> Input:
+ + + + + + +

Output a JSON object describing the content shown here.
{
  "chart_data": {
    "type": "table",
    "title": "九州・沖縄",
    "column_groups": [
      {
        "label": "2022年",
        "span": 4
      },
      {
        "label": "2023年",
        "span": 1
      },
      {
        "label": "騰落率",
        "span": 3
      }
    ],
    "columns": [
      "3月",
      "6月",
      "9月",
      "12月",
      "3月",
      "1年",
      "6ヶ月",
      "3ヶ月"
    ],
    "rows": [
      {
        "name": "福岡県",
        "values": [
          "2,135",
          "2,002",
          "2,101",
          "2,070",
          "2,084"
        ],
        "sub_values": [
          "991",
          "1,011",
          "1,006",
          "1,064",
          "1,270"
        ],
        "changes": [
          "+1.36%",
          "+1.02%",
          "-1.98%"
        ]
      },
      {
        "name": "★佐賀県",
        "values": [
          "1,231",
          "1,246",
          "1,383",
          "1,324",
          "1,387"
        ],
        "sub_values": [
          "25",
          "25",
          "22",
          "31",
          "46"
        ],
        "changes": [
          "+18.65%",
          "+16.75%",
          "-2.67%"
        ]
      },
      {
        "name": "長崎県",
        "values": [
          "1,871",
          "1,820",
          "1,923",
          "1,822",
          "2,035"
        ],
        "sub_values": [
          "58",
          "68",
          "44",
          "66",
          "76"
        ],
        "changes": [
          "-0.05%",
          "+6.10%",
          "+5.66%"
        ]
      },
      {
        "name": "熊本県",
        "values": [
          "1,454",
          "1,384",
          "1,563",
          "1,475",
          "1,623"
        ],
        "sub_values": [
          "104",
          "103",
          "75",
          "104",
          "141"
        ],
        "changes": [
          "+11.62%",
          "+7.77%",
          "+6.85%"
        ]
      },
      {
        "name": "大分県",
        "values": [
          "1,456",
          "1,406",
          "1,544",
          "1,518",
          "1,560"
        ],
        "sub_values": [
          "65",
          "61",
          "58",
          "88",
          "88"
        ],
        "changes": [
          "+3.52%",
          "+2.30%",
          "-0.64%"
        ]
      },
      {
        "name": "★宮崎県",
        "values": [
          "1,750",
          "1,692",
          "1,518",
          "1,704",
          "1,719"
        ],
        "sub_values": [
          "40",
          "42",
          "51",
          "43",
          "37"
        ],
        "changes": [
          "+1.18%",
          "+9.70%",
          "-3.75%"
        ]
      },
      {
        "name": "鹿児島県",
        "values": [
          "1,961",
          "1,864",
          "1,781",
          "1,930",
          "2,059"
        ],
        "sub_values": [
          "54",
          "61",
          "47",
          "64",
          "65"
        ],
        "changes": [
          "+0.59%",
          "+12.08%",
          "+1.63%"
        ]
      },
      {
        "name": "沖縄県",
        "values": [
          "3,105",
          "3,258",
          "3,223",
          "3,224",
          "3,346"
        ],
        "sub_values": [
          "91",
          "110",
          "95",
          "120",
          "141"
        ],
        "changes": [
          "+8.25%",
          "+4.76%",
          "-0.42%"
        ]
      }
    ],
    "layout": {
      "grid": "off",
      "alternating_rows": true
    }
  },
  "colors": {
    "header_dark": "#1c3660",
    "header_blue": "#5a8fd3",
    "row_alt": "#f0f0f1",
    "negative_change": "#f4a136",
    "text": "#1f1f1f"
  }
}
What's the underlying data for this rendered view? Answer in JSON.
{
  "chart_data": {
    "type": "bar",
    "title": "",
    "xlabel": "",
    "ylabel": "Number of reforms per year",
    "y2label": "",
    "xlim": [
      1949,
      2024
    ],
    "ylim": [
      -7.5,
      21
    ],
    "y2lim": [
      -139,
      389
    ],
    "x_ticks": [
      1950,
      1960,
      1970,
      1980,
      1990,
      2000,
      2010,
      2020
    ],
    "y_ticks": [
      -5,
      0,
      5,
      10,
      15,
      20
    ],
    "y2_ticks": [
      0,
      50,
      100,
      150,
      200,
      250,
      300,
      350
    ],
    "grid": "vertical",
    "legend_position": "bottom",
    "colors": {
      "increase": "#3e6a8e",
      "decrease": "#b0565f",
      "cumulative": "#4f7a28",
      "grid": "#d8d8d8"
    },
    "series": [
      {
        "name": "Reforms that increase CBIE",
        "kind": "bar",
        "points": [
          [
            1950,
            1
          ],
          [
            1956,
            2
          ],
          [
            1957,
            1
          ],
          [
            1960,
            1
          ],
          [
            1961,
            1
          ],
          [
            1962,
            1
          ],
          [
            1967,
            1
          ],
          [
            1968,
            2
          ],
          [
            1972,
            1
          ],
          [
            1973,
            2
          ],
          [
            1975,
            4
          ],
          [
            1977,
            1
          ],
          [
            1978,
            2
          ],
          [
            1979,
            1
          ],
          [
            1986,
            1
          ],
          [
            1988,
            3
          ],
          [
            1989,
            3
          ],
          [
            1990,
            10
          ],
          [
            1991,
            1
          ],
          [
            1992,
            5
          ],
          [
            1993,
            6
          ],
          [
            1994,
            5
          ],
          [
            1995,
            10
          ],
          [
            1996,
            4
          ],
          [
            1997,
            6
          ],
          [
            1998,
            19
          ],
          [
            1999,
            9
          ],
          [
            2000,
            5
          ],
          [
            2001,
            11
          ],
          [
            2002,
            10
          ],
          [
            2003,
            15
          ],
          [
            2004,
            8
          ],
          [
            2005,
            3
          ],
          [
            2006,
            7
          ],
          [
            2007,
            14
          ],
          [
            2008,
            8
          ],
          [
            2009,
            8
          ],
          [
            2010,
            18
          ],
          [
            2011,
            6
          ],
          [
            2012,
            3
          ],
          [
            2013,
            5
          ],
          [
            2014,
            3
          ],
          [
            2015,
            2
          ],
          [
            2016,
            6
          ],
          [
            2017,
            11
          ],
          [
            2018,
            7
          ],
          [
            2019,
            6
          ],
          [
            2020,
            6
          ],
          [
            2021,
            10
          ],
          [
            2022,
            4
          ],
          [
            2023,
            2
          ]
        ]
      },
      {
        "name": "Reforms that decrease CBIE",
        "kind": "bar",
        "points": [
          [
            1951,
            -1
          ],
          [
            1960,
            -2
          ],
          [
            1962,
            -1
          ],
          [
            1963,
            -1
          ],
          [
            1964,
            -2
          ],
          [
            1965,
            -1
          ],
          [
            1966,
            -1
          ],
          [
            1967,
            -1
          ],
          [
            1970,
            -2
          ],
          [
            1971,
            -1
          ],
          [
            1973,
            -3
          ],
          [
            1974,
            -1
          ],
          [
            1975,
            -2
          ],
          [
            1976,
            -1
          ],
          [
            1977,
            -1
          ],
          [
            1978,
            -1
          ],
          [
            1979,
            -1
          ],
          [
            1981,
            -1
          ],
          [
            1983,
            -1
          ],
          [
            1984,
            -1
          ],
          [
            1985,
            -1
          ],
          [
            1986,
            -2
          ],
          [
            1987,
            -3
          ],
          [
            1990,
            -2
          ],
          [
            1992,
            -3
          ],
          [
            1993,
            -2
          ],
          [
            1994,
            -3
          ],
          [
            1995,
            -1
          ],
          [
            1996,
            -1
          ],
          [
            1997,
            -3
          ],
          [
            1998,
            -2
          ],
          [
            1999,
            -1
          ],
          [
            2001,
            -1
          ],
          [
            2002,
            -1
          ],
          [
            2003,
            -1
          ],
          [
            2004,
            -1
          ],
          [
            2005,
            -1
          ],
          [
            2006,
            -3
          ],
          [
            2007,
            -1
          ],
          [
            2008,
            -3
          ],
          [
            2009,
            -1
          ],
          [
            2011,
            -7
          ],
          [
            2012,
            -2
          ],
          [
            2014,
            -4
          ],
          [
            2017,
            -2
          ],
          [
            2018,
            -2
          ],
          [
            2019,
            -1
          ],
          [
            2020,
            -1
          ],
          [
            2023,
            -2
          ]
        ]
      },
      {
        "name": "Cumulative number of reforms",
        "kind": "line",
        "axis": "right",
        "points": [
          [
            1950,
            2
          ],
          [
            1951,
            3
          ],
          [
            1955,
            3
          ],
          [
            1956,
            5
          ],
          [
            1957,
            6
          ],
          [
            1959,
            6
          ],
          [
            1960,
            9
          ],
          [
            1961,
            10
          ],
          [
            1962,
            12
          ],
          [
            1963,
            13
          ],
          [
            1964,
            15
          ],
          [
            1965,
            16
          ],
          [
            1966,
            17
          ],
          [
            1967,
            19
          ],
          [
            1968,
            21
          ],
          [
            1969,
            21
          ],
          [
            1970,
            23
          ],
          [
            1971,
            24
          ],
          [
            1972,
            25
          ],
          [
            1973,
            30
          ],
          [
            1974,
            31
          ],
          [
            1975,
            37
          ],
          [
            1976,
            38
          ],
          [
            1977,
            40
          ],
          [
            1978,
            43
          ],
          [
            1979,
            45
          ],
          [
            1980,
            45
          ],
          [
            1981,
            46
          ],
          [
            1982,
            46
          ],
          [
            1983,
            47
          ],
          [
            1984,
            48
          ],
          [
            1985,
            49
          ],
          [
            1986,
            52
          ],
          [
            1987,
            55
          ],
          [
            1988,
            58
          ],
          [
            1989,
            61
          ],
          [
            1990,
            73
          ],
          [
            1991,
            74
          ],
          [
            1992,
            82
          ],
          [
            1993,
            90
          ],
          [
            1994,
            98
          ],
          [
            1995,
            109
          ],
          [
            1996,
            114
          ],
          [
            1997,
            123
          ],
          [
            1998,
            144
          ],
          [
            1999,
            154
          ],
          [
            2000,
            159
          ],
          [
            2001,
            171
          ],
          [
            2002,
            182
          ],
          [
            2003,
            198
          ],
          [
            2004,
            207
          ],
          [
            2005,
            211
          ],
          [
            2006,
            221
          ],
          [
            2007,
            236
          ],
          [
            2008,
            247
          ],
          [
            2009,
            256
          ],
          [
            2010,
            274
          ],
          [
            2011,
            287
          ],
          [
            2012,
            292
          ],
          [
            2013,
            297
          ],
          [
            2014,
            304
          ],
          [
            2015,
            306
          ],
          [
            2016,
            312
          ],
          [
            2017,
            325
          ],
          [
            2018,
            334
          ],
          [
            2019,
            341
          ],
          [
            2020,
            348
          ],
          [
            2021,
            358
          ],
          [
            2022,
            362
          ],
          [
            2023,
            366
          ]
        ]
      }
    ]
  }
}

+ + + + + + +

> Work required:
Take every line from the data above that holds "JSON" and copy it out.

> Complete response:
Output a JSON object describing the content shown here.
What's the underlying data for this rendered view? Answer in JSON.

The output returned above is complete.